Exercise prompt
Reproduce each line from the records that holds "JSON".
=== Material for this task ===
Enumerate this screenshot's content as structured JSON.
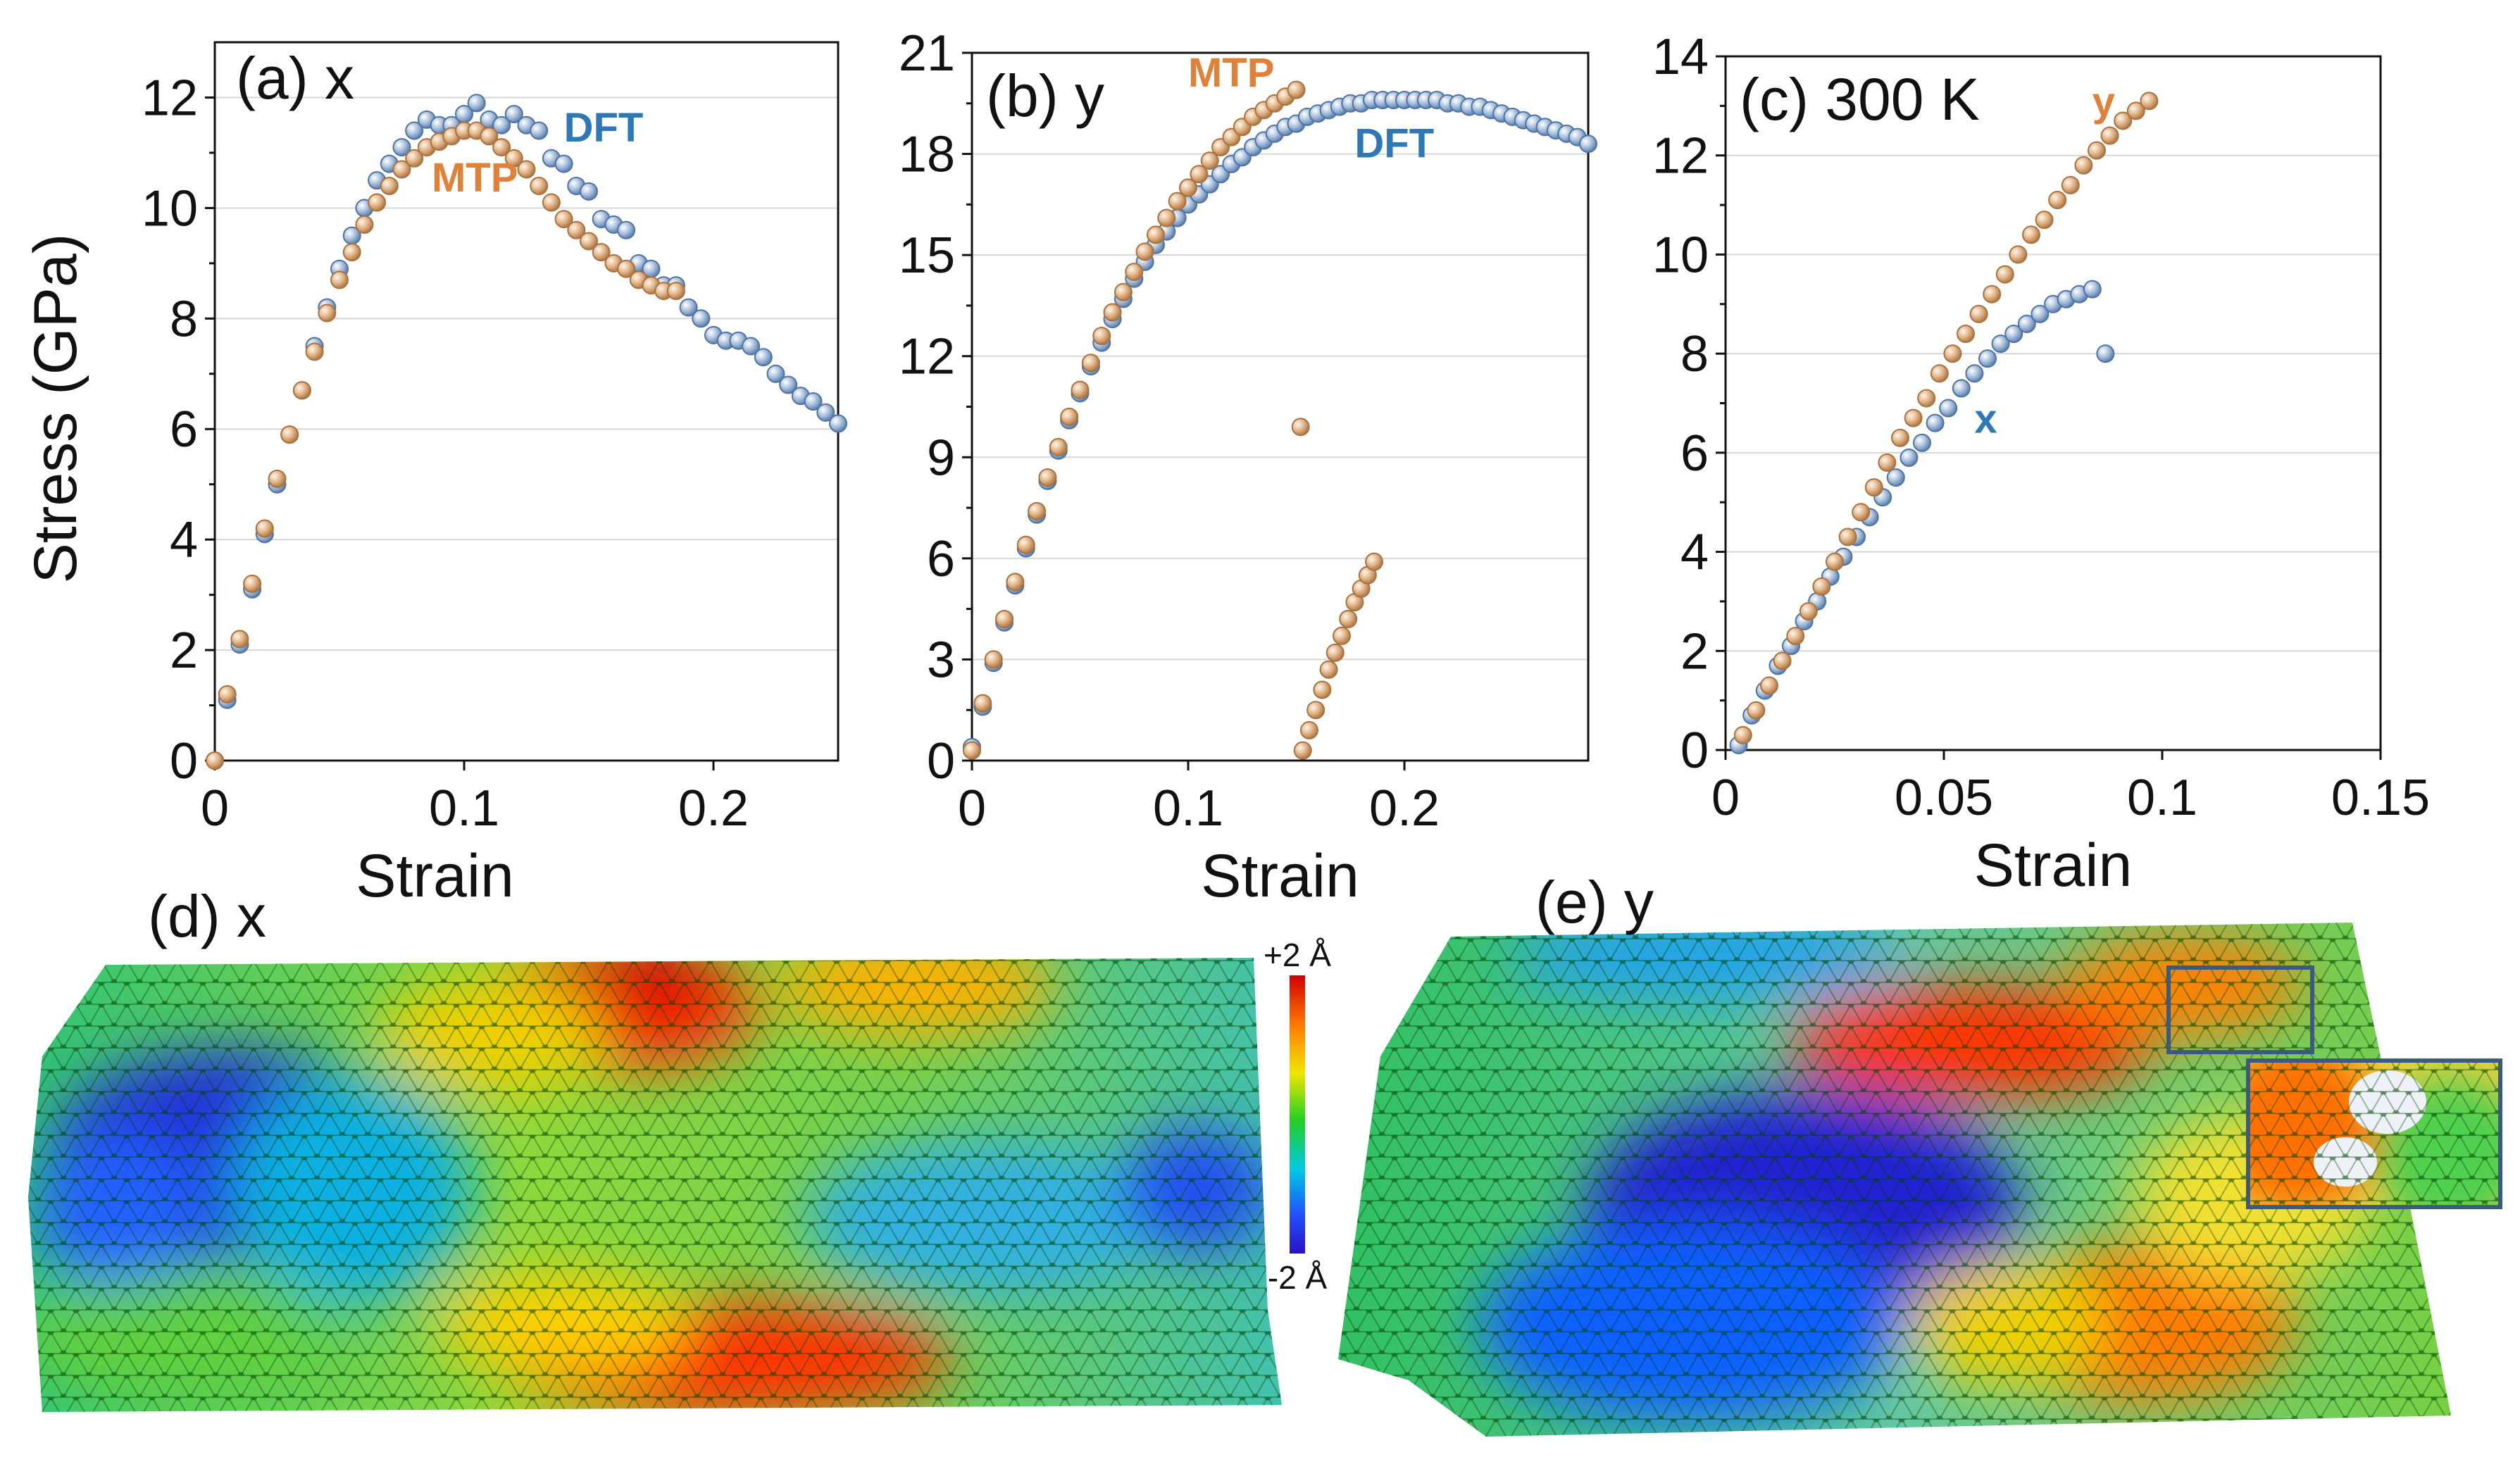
{
  "colors": {
    "dft": "#7f9fc8",
    "dft_dark": "#3f6ea8",
    "mtp": "#d7a67c",
    "mtp_dark": "#b97a44",
    "dft_label": "#2f78b8",
    "mtp_label": "#e0813a"
  },
  "chart_data": [
    {
      "type": "scatter",
      "panel_label": "(a) x",
      "xlabel": "Strain",
      "ylabel": "Stress (GPa)",
      "xlim": [
        0,
        0.25
      ],
      "ylim": [
        0,
        13
      ],
      "xticks": [
        0,
        0.1,
        0.2
      ],
      "yticks": [
        0,
        2,
        4,
        6,
        8,
        10,
        12
      ],
      "grid": true,
      "series": [
        {
          "name": "DFT",
          "color_key": "dft",
          "x": [
            0,
            0.005,
            0.01,
            0.015,
            0.02,
            0.025,
            0.03,
            0.035,
            0.04,
            0.045,
            0.05,
            0.055,
            0.06,
            0.065,
            0.07,
            0.075,
            0.08,
            0.085,
            0.09,
            0.095,
            0.1,
            0.105,
            0.11,
            0.115,
            0.12,
            0.125,
            0.13,
            0.135,
            0.14,
            0.145,
            0.15,
            0.155,
            0.16,
            0.165,
            0.17,
            0.175,
            0.18,
            0.185,
            0.19,
            0.195,
            0.2,
            0.205,
            0.21,
            0.215,
            0.22,
            0.225,
            0.23,
            0.235,
            0.24,
            0.245,
            0.25
          ],
          "y": [
            0,
            1.1,
            2.1,
            3.1,
            4.1,
            5.0,
            5.9,
            6.7,
            7.5,
            8.2,
            8.9,
            9.5,
            10.0,
            10.5,
            10.8,
            11.1,
            11.4,
            11.6,
            11.5,
            11.5,
            11.7,
            11.9,
            11.6,
            11.5,
            11.7,
            11.5,
            11.4,
            10.9,
            10.8,
            10.4,
            10.3,
            9.8,
            9.7,
            9.6,
            9.0,
            8.9,
            8.6,
            8.6,
            8.2,
            8.0,
            7.7,
            7.6,
            7.6,
            7.5,
            7.3,
            7.0,
            6.8,
            6.6,
            6.5,
            6.3,
            6.1
          ]
        },
        {
          "name": "MTP",
          "color_key": "mtp",
          "x": [
            0,
            0.005,
            0.01,
            0.015,
            0.02,
            0.025,
            0.03,
            0.035,
            0.04,
            0.045,
            0.05,
            0.055,
            0.06,
            0.065,
            0.07,
            0.075,
            0.08,
            0.085,
            0.09,
            0.095,
            0.1,
            0.105,
            0.11,
            0.115,
            0.12,
            0.125,
            0.13,
            0.135,
            0.14,
            0.145,
            0.15,
            0.155,
            0.16,
            0.165,
            0.17,
            0.175,
            0.18,
            0.185
          ],
          "y": [
            0,
            1.2,
            2.2,
            3.2,
            4.2,
            5.1,
            5.9,
            6.7,
            7.4,
            8.1,
            8.7,
            9.2,
            9.7,
            10.1,
            10.4,
            10.7,
            10.9,
            11.1,
            11.2,
            11.3,
            11.4,
            11.4,
            11.3,
            11.1,
            10.9,
            10.7,
            10.4,
            10.1,
            9.8,
            9.6,
            9.4,
            9.2,
            9.0,
            8.9,
            8.7,
            8.6,
            8.5,
            8.5
          ]
        }
      ],
      "annotations": [
        {
          "text": "DFT",
          "x": 0.14,
          "y": 11.2,
          "color_key": "dft_label"
        },
        {
          "text": "MTP",
          "x": 0.087,
          "y": 10.3,
          "color_key": "mtp_label"
        }
      ]
    },
    {
      "type": "scatter",
      "panel_label": "(b) y",
      "xlabel": "Strain",
      "ylabel": "",
      "xlim": [
        0,
        0.285
      ],
      "ylim": [
        0,
        21
      ],
      "xticks": [
        0,
        0.1,
        0.2
      ],
      "yticks": [
        0,
        3,
        6,
        9,
        12,
        15,
        18,
        21
      ],
      "grid": true,
      "series": [
        {
          "name": "DFT",
          "color_key": "dft",
          "x": [
            0,
            0.005,
            0.01,
            0.015,
            0.02,
            0.025,
            0.03,
            0.035,
            0.04,
            0.045,
            0.05,
            0.055,
            0.06,
            0.065,
            0.07,
            0.075,
            0.08,
            0.085,
            0.09,
            0.095,
            0.1,
            0.105,
            0.11,
            0.115,
            0.12,
            0.125,
            0.13,
            0.135,
            0.14,
            0.145,
            0.15,
            0.155,
            0.16,
            0.165,
            0.17,
            0.175,
            0.18,
            0.185,
            0.19,
            0.195,
            0.2,
            0.205,
            0.21,
            0.215,
            0.22,
            0.225,
            0.23,
            0.235,
            0.24,
            0.245,
            0.25,
            0.255,
            0.26,
            0.265,
            0.27,
            0.275,
            0.28,
            0.285
          ],
          "y": [
            0.4,
            1.6,
            2.9,
            4.1,
            5.2,
            6.3,
            7.3,
            8.3,
            9.2,
            10.1,
            10.9,
            11.7,
            12.4,
            13.1,
            13.7,
            14.3,
            14.8,
            15.3,
            15.7,
            16.1,
            16.5,
            16.8,
            17.1,
            17.4,
            17.7,
            17.9,
            18.2,
            18.4,
            18.6,
            18.8,
            18.9,
            19.1,
            19.2,
            19.3,
            19.4,
            19.5,
            19.5,
            19.6,
            19.6,
            19.6,
            19.6,
            19.6,
            19.6,
            19.6,
            19.5,
            19.5,
            19.4,
            19.4,
            19.3,
            19.2,
            19.1,
            19.0,
            18.9,
            18.8,
            18.7,
            18.6,
            18.5,
            18.3
          ]
        },
        {
          "name": "MTP",
          "color_key": "mtp",
          "x": [
            0,
            0.005,
            0.01,
            0.015,
            0.02,
            0.025,
            0.03,
            0.035,
            0.04,
            0.045,
            0.05,
            0.055,
            0.06,
            0.065,
            0.07,
            0.075,
            0.08,
            0.085,
            0.09,
            0.095,
            0.1,
            0.105,
            0.11,
            0.115,
            0.12,
            0.125,
            0.13,
            0.135,
            0.14,
            0.145,
            0.15,
            0.152,
            0.153,
            0.156,
            0.159,
            0.162,
            0.165,
            0.168,
            0.171,
            0.174,
            0.177,
            0.18,
            0.183,
            0.186
          ],
          "y": [
            0.3,
            1.7,
            3.0,
            4.2,
            5.3,
            6.4,
            7.4,
            8.4,
            9.3,
            10.2,
            11.0,
            11.8,
            12.6,
            13.3,
            13.9,
            14.5,
            15.1,
            15.6,
            16.1,
            16.6,
            17.0,
            17.4,
            17.8,
            18.2,
            18.5,
            18.8,
            19.1,
            19.3,
            19.5,
            19.7,
            19.9,
            9.9,
            0.3,
            0.9,
            1.5,
            2.1,
            2.7,
            3.2,
            3.7,
            4.2,
            4.7,
            5.1,
            5.5,
            5.9
          ]
        }
      ],
      "annotations": [
        {
          "text": "MTP",
          "x": 0.1,
          "y": 20.0,
          "color_key": "mtp_label"
        },
        {
          "text": "DFT",
          "x": 0.177,
          "y": 17.9,
          "color_key": "dft_label"
        }
      ]
    },
    {
      "type": "scatter",
      "panel_label": "(c) 300 K",
      "xlabel": "Strain",
      "ylabel": "",
      "xlim": [
        0,
        0.15
      ],
      "ylim": [
        0,
        14
      ],
      "xticks": [
        0,
        0.05,
        0.1,
        0.15
      ],
      "yticks": [
        0,
        2,
        4,
        6,
        8,
        10,
        12,
        14
      ],
      "grid": true,
      "series": [
        {
          "name": "x",
          "color_key": "dft",
          "x": [
            0.003,
            0.006,
            0.009,
            0.012,
            0.015,
            0.018,
            0.021,
            0.024,
            0.027,
            0.03,
            0.033,
            0.036,
            0.039,
            0.042,
            0.045,
            0.048,
            0.051,
            0.054,
            0.057,
            0.06,
            0.063,
            0.066,
            0.069,
            0.072,
            0.075,
            0.078,
            0.081,
            0.084,
            0.087
          ],
          "y": [
            0.1,
            0.7,
            1.2,
            1.7,
            2.1,
            2.6,
            3.0,
            3.5,
            3.9,
            4.3,
            4.7,
            5.1,
            5.5,
            5.9,
            6.2,
            6.6,
            6.9,
            7.3,
            7.6,
            7.9,
            8.2,
            8.4,
            8.6,
            8.8,
            9.0,
            9.1,
            9.2,
            9.3,
            8.0
          ]
        },
        {
          "name": "y",
          "color_key": "mtp",
          "x": [
            0.004,
            0.007,
            0.01,
            0.013,
            0.016,
            0.019,
            0.022,
            0.025,
            0.028,
            0.031,
            0.034,
            0.037,
            0.04,
            0.043,
            0.046,
            0.049,
            0.052,
            0.055,
            0.058,
            0.061,
            0.064,
            0.067,
            0.07,
            0.073,
            0.076,
            0.079,
            0.082,
            0.085,
            0.088,
            0.091,
            0.094,
            0.097
          ],
          "y": [
            0.3,
            0.8,
            1.3,
            1.8,
            2.3,
            2.8,
            3.3,
            3.8,
            4.3,
            4.8,
            5.3,
            5.8,
            6.3,
            6.7,
            7.1,
            7.6,
            8.0,
            8.4,
            8.8,
            9.2,
            9.6,
            10.0,
            10.4,
            10.7,
            11.1,
            11.4,
            11.8,
            12.1,
            12.4,
            12.7,
            12.9,
            13.1
          ]
        }
      ],
      "annotations": [
        {
          "text": "y",
          "x": 0.084,
          "y": 12.8,
          "color_key": "mtp_label"
        },
        {
          "text": "x",
          "x": 0.057,
          "y": 6.4,
          "color_key": "dft_label"
        }
      ]
    }
  ],
  "maps": {
    "d_label": "(d) x",
    "e_label": "(e) y",
    "colorbar_top": "+2 Å",
    "colorbar_bottom": "-2 Å"
  }
}
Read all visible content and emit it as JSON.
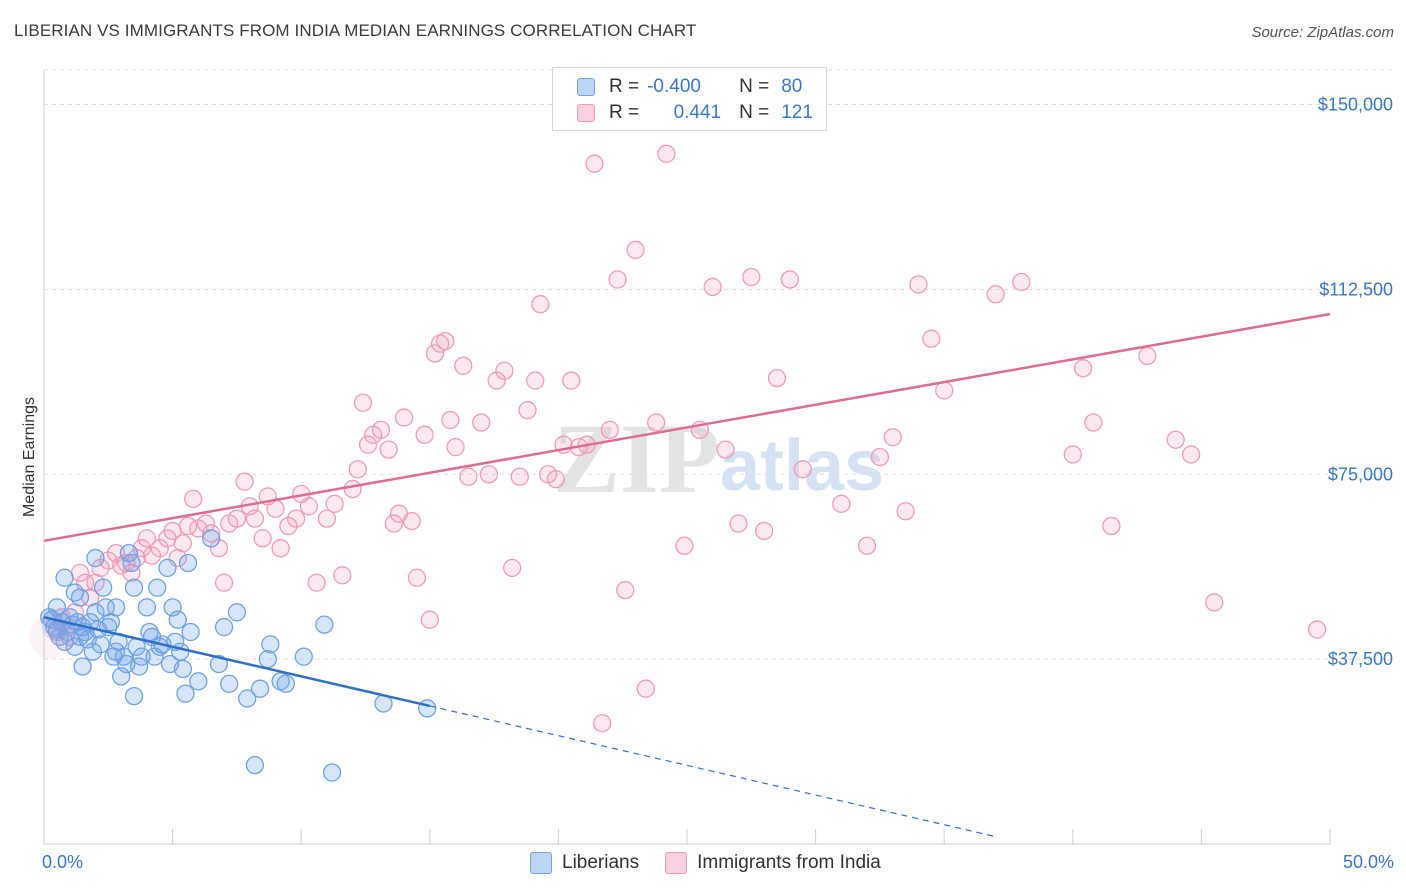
===
Written response
Enumerate this screenshot's content as structured JSON.
Read all visible content and emit it as JSON.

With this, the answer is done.